Information provided

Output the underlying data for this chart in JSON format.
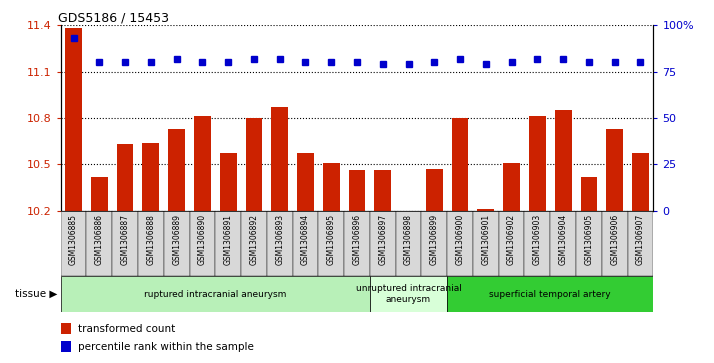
{
  "title": "GDS5186 / 15453",
  "samples": [
    "GSM1306885",
    "GSM1306886",
    "GSM1306887",
    "GSM1306888",
    "GSM1306889",
    "GSM1306890",
    "GSM1306891",
    "GSM1306892",
    "GSM1306893",
    "GSM1306894",
    "GSM1306895",
    "GSM1306896",
    "GSM1306897",
    "GSM1306898",
    "GSM1306899",
    "GSM1306900",
    "GSM1306901",
    "GSM1306902",
    "GSM1306903",
    "GSM1306904",
    "GSM1306905",
    "GSM1306906",
    "GSM1306907"
  ],
  "transformed_counts": [
    11.38,
    10.42,
    10.63,
    10.64,
    10.73,
    10.81,
    10.57,
    10.8,
    10.87,
    10.57,
    10.51,
    10.46,
    10.46,
    10.2,
    10.47,
    10.8,
    10.21,
    10.51,
    10.81,
    10.85,
    10.42,
    10.73,
    10.57
  ],
  "percentile_ranks": [
    93,
    80,
    80,
    80,
    82,
    80,
    80,
    82,
    82,
    80,
    80,
    80,
    79,
    79,
    80,
    82,
    79,
    80,
    82,
    82,
    80,
    80,
    80
  ],
  "groups": [
    {
      "label": "ruptured intracranial aneurysm",
      "start": 0,
      "end": 12,
      "color": "#b8f0b8"
    },
    {
      "label": "unruptured intracranial\naneurysm",
      "start": 12,
      "end": 15,
      "color": "#d8ffd8"
    },
    {
      "label": "superficial temporal artery",
      "start": 15,
      "end": 23,
      "color": "#33cc33"
    }
  ],
  "ylim_left": [
    10.2,
    11.4
  ],
  "ylim_right": [
    0,
    100
  ],
  "yticks_left": [
    10.2,
    10.5,
    10.8,
    11.1,
    11.4
  ],
  "yticks_right": [
    0,
    25,
    50,
    75,
    100
  ],
  "bar_color": "#cc2200",
  "dot_color": "#0000cc",
  "bg_color": "#ffffff",
  "xtick_bg": "#d8d8d8",
  "left_tick_color": "#cc2200",
  "right_tick_color": "#0000cc",
  "legend_bar_label": "transformed count",
  "legend_dot_label": "percentile rank within the sample",
  "tissue_label": "tissue"
}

Work to be completed
Every entry must be reproduced exactly, with the images left out.

Finished exercise
Output the underlying data for this chart in JSON format.
{
  "title": "GDS5186 / 15453",
  "samples": [
    "GSM1306885",
    "GSM1306886",
    "GSM1306887",
    "GSM1306888",
    "GSM1306889",
    "GSM1306890",
    "GSM1306891",
    "GSM1306892",
    "GSM1306893",
    "GSM1306894",
    "GSM1306895",
    "GSM1306896",
    "GSM1306897",
    "GSM1306898",
    "GSM1306899",
    "GSM1306900",
    "GSM1306901",
    "GSM1306902",
    "GSM1306903",
    "GSM1306904",
    "GSM1306905",
    "GSM1306906",
    "GSM1306907"
  ],
  "transformed_counts": [
    11.38,
    10.42,
    10.63,
    10.64,
    10.73,
    10.81,
    10.57,
    10.8,
    10.87,
    10.57,
    10.51,
    10.46,
    10.46,
    10.2,
    10.47,
    10.8,
    10.21,
    10.51,
    10.81,
    10.85,
    10.42,
    10.73,
    10.57
  ],
  "percentile_ranks": [
    93,
    80,
    80,
    80,
    82,
    80,
    80,
    82,
    82,
    80,
    80,
    80,
    79,
    79,
    80,
    82,
    79,
    80,
    82,
    82,
    80,
    80,
    80
  ],
  "groups": [
    {
      "label": "ruptured intracranial aneurysm",
      "start": 0,
      "end": 12,
      "color": "#b8f0b8"
    },
    {
      "label": "unruptured intracranial\naneurysm",
      "start": 12,
      "end": 15,
      "color": "#d8ffd8"
    },
    {
      "label": "superficial temporal artery",
      "start": 15,
      "end": 23,
      "color": "#33cc33"
    }
  ],
  "ylim_left": [
    10.2,
    11.4
  ],
  "ylim_right": [
    0,
    100
  ],
  "yticks_left": [
    10.2,
    10.5,
    10.8,
    11.1,
    11.4
  ],
  "yticks_right": [
    0,
    25,
    50,
    75,
    100
  ],
  "bar_color": "#cc2200",
  "dot_color": "#0000cc",
  "bg_color": "#ffffff",
  "xtick_bg": "#d8d8d8",
  "left_tick_color": "#cc2200",
  "right_tick_color": "#0000cc",
  "legend_bar_label": "transformed count",
  "legend_dot_label": "percentile rank within the sample",
  "tissue_label": "tissue"
}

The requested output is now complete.